CHALLENGE
Please copy the lines of the records between the line holding "Point [100, 566, 122, 580]" and the line holding "Point [160, 578, 183, 592]", inclusive, keeping each one unchanged.

Layout region records:
☆ ☆ ☆ ☆ ☆ ☆ ☆

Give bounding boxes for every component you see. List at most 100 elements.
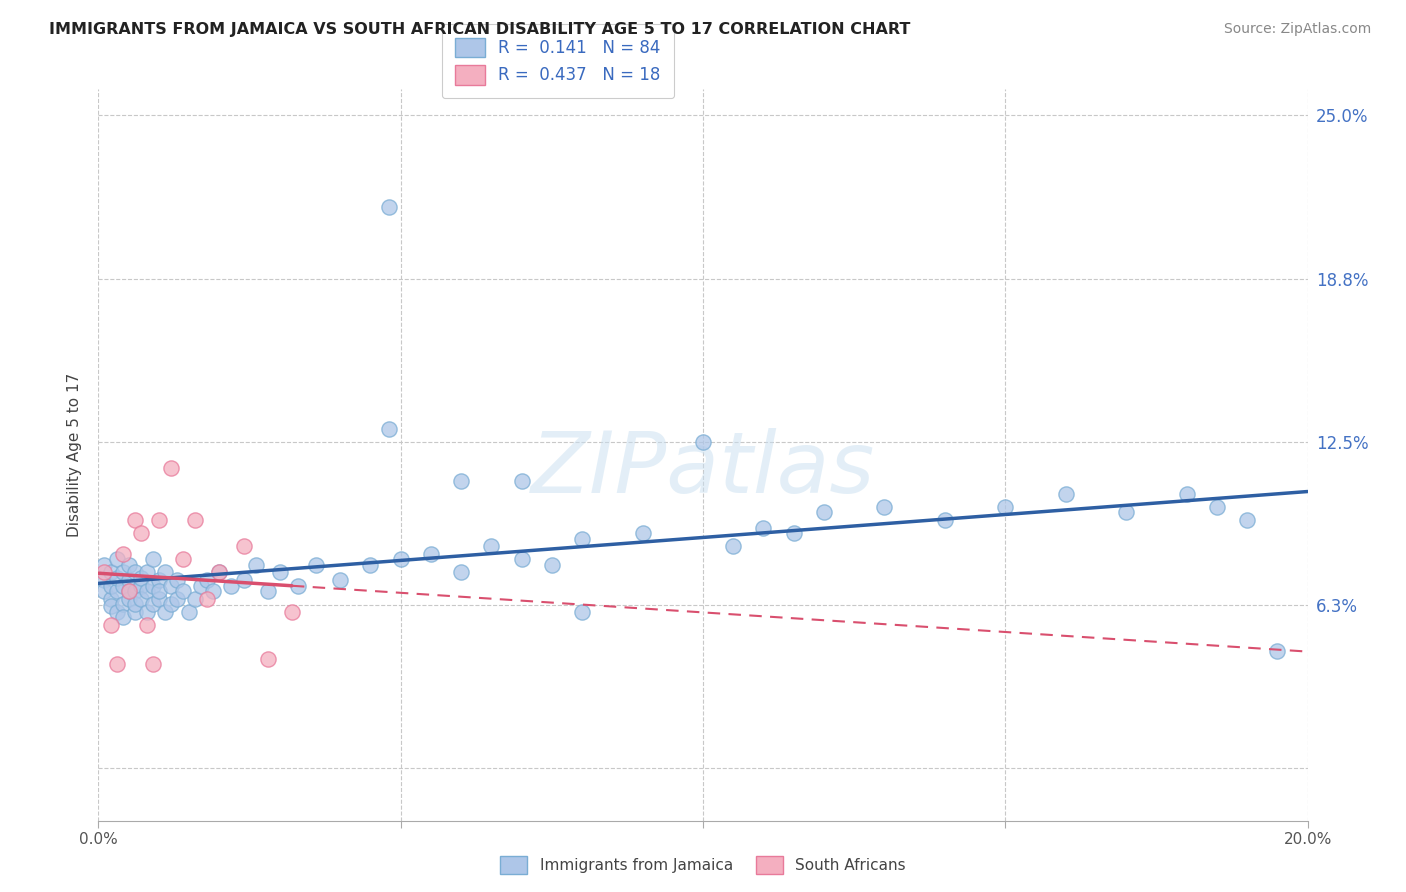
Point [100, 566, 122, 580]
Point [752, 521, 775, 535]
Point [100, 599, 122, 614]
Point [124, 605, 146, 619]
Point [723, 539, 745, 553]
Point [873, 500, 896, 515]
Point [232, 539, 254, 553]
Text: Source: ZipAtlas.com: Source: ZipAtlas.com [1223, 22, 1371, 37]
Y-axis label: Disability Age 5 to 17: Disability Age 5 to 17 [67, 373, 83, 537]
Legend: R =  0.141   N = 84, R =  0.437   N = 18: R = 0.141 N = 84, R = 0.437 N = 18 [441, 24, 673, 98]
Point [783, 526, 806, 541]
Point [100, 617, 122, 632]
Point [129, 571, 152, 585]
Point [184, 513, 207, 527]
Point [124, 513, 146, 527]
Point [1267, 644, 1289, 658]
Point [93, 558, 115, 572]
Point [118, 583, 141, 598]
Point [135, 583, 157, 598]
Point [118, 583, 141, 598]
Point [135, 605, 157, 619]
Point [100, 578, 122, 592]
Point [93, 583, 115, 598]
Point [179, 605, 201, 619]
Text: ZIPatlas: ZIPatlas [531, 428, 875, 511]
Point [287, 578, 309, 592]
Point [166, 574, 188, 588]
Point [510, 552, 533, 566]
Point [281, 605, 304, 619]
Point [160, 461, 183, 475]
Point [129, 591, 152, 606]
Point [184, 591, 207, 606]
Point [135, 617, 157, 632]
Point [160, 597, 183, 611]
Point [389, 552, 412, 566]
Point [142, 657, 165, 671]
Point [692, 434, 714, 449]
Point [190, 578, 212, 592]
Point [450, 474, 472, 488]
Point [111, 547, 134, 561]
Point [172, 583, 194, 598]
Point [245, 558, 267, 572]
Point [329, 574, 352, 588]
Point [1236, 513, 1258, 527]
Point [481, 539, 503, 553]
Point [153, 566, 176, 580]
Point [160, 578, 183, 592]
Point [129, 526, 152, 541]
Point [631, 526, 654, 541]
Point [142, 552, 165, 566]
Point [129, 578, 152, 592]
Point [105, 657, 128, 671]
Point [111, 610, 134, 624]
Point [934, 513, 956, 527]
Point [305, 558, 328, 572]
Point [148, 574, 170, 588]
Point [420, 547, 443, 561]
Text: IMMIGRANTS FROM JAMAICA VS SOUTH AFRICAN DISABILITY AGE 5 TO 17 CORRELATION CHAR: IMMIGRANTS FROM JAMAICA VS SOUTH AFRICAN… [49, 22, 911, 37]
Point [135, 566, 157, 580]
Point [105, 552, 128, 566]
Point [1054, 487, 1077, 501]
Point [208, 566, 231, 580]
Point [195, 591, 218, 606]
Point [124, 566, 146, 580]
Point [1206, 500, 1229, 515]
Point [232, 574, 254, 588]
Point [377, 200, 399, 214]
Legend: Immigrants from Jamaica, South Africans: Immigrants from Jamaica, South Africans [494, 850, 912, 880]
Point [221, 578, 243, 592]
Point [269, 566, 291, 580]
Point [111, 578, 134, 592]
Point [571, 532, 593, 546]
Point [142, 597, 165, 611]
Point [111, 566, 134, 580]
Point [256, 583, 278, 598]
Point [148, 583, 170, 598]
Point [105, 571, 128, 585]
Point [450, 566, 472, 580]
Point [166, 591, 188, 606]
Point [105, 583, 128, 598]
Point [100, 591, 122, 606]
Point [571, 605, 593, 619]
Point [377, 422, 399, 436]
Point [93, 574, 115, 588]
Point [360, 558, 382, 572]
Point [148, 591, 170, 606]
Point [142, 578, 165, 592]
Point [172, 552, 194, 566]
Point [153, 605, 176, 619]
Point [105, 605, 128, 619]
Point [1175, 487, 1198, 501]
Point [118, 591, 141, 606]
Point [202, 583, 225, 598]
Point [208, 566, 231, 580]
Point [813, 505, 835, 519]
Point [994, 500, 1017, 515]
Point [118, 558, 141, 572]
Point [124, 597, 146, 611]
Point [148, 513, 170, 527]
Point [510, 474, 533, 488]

☆ ☆ ☆ ☆ ☆ ☆ ☆

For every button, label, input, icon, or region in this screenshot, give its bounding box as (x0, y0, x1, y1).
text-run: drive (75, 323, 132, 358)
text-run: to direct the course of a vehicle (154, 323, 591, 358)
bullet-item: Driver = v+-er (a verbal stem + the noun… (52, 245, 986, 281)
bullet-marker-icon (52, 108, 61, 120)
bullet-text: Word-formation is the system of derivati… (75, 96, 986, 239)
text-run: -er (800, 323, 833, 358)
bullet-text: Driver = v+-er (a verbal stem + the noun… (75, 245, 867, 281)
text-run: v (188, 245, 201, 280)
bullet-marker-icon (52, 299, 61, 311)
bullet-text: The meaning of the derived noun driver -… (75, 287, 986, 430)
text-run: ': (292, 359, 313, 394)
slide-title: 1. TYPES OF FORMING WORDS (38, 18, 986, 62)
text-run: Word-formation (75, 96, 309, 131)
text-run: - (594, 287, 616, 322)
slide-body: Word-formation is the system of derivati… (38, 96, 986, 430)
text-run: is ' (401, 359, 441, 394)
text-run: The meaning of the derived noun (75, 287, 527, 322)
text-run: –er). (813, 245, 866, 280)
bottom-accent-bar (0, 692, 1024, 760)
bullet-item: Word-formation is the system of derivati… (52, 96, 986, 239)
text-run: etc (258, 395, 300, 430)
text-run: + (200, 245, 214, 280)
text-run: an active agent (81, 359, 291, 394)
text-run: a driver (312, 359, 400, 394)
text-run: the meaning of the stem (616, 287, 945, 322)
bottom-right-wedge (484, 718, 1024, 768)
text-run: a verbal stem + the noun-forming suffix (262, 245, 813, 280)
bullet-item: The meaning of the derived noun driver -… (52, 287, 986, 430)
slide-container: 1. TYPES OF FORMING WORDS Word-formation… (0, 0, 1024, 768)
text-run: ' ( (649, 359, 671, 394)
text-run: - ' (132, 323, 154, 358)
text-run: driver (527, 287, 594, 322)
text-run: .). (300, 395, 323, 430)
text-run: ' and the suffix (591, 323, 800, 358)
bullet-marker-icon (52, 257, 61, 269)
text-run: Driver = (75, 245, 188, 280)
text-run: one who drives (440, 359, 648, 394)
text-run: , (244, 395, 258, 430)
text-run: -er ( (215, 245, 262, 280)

☆ ☆ ☆ ☆ ☆ ☆ ☆

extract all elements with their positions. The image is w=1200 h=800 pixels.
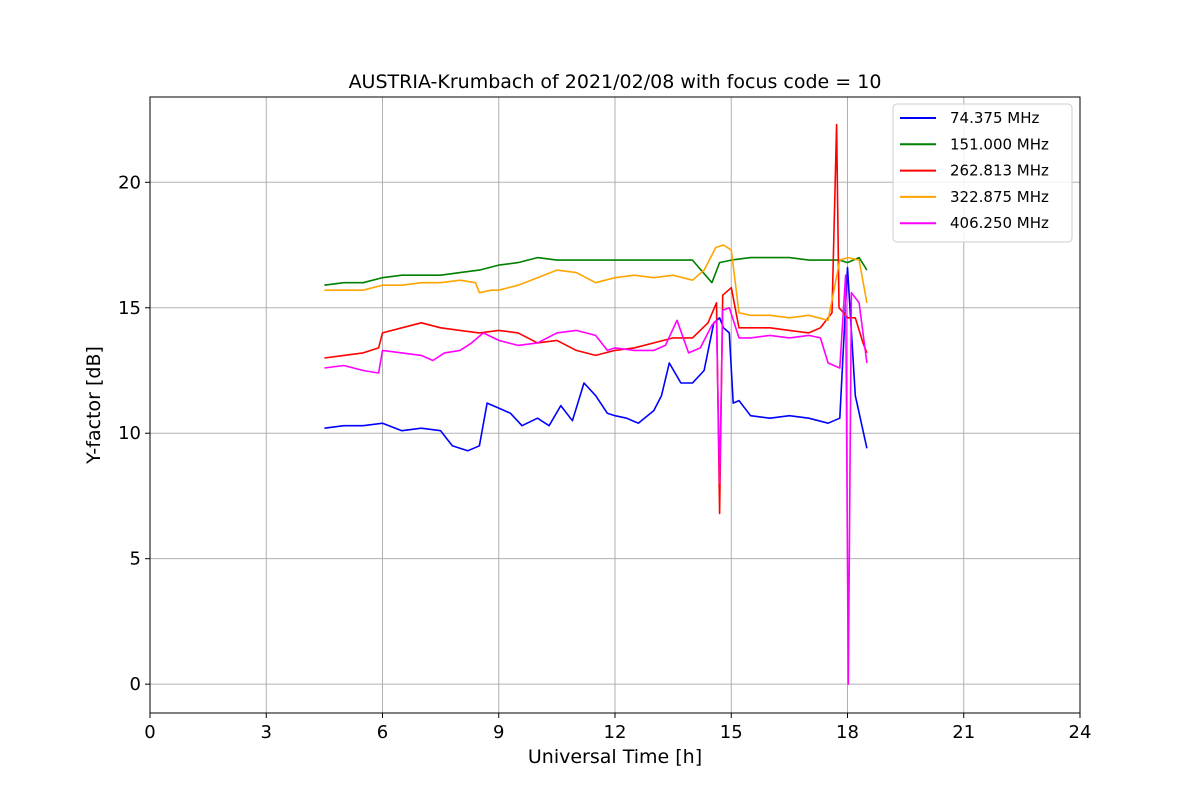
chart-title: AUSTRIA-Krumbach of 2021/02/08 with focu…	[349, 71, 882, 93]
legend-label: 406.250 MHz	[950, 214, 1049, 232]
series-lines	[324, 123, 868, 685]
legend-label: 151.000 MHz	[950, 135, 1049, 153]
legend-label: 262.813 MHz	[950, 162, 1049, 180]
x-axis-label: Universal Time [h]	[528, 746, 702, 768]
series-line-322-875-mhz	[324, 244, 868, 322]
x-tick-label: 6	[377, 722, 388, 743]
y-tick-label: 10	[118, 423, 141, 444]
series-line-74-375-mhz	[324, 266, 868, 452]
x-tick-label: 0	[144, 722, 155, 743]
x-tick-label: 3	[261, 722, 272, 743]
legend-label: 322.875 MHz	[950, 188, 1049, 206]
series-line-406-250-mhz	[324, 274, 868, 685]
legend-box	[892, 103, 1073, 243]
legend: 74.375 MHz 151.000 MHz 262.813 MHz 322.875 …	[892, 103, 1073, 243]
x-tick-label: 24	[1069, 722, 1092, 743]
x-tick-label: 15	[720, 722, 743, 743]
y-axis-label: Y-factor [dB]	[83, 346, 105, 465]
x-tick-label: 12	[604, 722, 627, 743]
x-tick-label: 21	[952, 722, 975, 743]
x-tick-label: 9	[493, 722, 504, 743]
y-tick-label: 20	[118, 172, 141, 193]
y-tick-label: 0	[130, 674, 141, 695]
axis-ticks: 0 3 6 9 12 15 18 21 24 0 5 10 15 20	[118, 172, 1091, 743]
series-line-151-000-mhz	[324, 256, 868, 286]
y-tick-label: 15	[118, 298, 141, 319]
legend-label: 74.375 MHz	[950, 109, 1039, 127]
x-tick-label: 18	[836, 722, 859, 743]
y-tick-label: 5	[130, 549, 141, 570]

☆ ☆ ☆ ☆ ☆ ☆ ☆

FULL OUTPUT
Point [100, 566, 122, 580]
Point [752, 521, 775, 535]
Point [100, 599, 122, 614]
Point [124, 605, 146, 619]
Point [723, 539, 745, 553]
Point [873, 500, 896, 515]
Point [232, 539, 254, 553]
Text: Source: ZipAtlas.com: Source: ZipAtlas.com [1223, 22, 1371, 37]
Y-axis label: Disability Age 5 to 17: Disability Age 5 to 17 [67, 373, 83, 537]
Legend: R =  0.141   N = 84, R =  0.437   N = 18: R = 0.141 N = 84, R = 0.437 N = 18 [441, 24, 673, 98]
Point [783, 526, 806, 541]
Point [100, 617, 122, 632]
Point [129, 571, 152, 585]
Point [184, 513, 207, 527]
Point [124, 513, 146, 527]
Point [1267, 644, 1289, 658]
Point [93, 558, 115, 572]
Point [118, 583, 141, 598]
Point [135, 583, 157, 598]
Point [118, 583, 141, 598]
Point [135, 605, 157, 619]
Point [100, 578, 122, 592]
Point [93, 583, 115, 598]
Point [179, 605, 201, 619]
Text: ZIPatlas: ZIPatlas [531, 428, 875, 511]
Point [287, 578, 309, 592]
Point [166, 574, 188, 588]
Point [510, 552, 533, 566]
Point [281, 605, 304, 619]
Point [160, 461, 183, 475]
Point [129, 591, 152, 606]
Point [184, 591, 207, 606]
Point [135, 617, 157, 632]
Point [160, 597, 183, 611]
Point [389, 552, 412, 566]
Point [142, 657, 165, 671]
Point [692, 434, 714, 449]
Point [190, 578, 212, 592]
Point [450, 474, 472, 488]
Point [111, 547, 134, 561]
Point [172, 583, 194, 598]
Point [245, 558, 267, 572]
Point [329, 574, 352, 588]
Point [1236, 513, 1258, 527]
Point [481, 539, 503, 553]
Point [153, 566, 176, 580]
Point [160, 578, 183, 592]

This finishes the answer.